Your task is to retype each line of the data below exactly.
──────────────────────────────
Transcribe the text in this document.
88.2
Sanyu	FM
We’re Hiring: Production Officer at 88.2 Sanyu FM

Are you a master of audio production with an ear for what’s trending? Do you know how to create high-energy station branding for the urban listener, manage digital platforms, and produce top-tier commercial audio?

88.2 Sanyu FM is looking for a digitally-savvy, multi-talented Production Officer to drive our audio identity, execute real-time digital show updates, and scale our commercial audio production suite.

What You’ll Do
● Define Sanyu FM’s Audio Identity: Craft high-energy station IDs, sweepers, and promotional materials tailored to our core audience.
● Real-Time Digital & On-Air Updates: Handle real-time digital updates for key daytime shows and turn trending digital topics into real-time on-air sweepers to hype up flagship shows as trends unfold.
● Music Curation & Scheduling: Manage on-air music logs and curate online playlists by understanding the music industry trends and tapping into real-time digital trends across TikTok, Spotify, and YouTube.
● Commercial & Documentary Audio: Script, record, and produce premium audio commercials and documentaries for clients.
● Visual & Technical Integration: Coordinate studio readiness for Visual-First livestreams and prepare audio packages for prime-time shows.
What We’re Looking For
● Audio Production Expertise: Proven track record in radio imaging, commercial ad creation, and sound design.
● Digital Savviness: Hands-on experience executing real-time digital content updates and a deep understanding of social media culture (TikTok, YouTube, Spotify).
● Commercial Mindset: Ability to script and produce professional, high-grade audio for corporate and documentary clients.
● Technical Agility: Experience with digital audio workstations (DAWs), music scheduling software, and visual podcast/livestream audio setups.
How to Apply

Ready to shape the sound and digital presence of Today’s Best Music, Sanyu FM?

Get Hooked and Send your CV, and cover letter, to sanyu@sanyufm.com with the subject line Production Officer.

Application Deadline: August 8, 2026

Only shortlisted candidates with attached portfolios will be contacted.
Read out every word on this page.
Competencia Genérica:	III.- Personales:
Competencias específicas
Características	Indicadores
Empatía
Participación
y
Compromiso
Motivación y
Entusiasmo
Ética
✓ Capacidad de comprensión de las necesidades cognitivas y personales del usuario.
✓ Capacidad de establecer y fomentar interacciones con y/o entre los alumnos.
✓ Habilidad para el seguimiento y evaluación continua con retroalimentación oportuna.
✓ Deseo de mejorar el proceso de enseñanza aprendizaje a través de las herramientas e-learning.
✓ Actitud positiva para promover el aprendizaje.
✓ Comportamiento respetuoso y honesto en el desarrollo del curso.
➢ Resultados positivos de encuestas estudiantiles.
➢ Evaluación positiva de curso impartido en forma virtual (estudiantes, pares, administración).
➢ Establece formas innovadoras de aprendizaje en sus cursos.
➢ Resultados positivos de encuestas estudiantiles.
──────────────────────────────
## SOLUTION TO THIS PROBLEM
Transcribe the text in this document.
88.2
Sanyu	FM
We’re Hiring: Production Officer at 88.2 Sanyu FM

Are you a master of audio production with an ear for what’s trending? Do you know how to create high-energy station branding for the urban listener, manage digital platforms, and produce top-tier commercial audio?

88.2 Sanyu FM is looking for a digitally-savvy, multi-talented Production Officer to drive our audio identity, execute real-time digital show updates, and scale our commercial audio production suite.

What You’ll Do
● Define Sanyu FM’s Audio Identity: Craft high-energy station IDs, sweepers, and promotional materials tailored to our core audience.
● Real-Time Digital & On-Air Updates: Handle real-time digital updates for key daytime shows and turn trending digital topics into real-time on-air sweepers to hype up flagship shows as trends unfold.
● Music Curation & Scheduling: Manage on-air music logs and curate online playlists by understanding the music industry trends and tapping into real-time digital trends across TikTok, Spotify, and YouTube.
● Commercial & Documentary Audio: Script, record, and produce premium audio commercials and documentaries for clients.
● Visual & Technical Integration: Coordinate studio readiness for Visual-First livestreams and prepare audio packages for prime-time shows.
What We’re Looking For
● Audio Production Expertise: Proven track record in radio imaging, commercial ad creation, and sound design.
● Digital Savviness: Hands-on experience executing real-time digital content updates and a deep understanding of social media culture (TikTok, YouTube, Spotify).
● Commercial Mindset: Ability to script and produce professional, high-grade audio for corporate and documentary clients.
● Technical Agility: Experience with digital audio workstations (DAWs), music scheduling software, and visual podcast/livestream audio setups.
How to Apply

Ready to shape the sound and digital presence of Today’s Best Music, Sanyu FM?

Get Hooked and Send your CV, and cover letter, to sanyu@sanyufm.com with the subject line Production Officer.

Application Deadline: August 8, 2026

Only shortlisted candidates with attached portfolios will be contacted.
Read out every word on this page.
Competencia Genérica:	III.- Personales:
Competencias específicas
Características	Indicadores
Empatía
Participación
y
Compromiso
Motivación y
Entusiasmo
Ética
✓ Capacidad de comprensión de las necesidades cognitivas y personales del usuario.
✓ Capacidad de establecer y fomentar interacciones con y/o entre los alumnos.
✓ Habilidad para el seguimiento y evaluación continua con retroalimentación oportuna.
✓ Deseo de mejorar el proceso de enseñanza aprendizaje a través de las herramientas e-learning.
✓ Actitud positiva para promover el aprendizaje.
✓ Comportamiento respetuoso y honesto en el desarrollo del curso.
➢ Resultados positivos de encuestas estudiantiles.
➢ Evaluación positiva de curso impartido en forma virtual (estudiantes, pares, administración).
➢ Establece formas innovadoras de aprendizaje en sus cursos.
➢ Resultados positivos de encuestas estudiantiles.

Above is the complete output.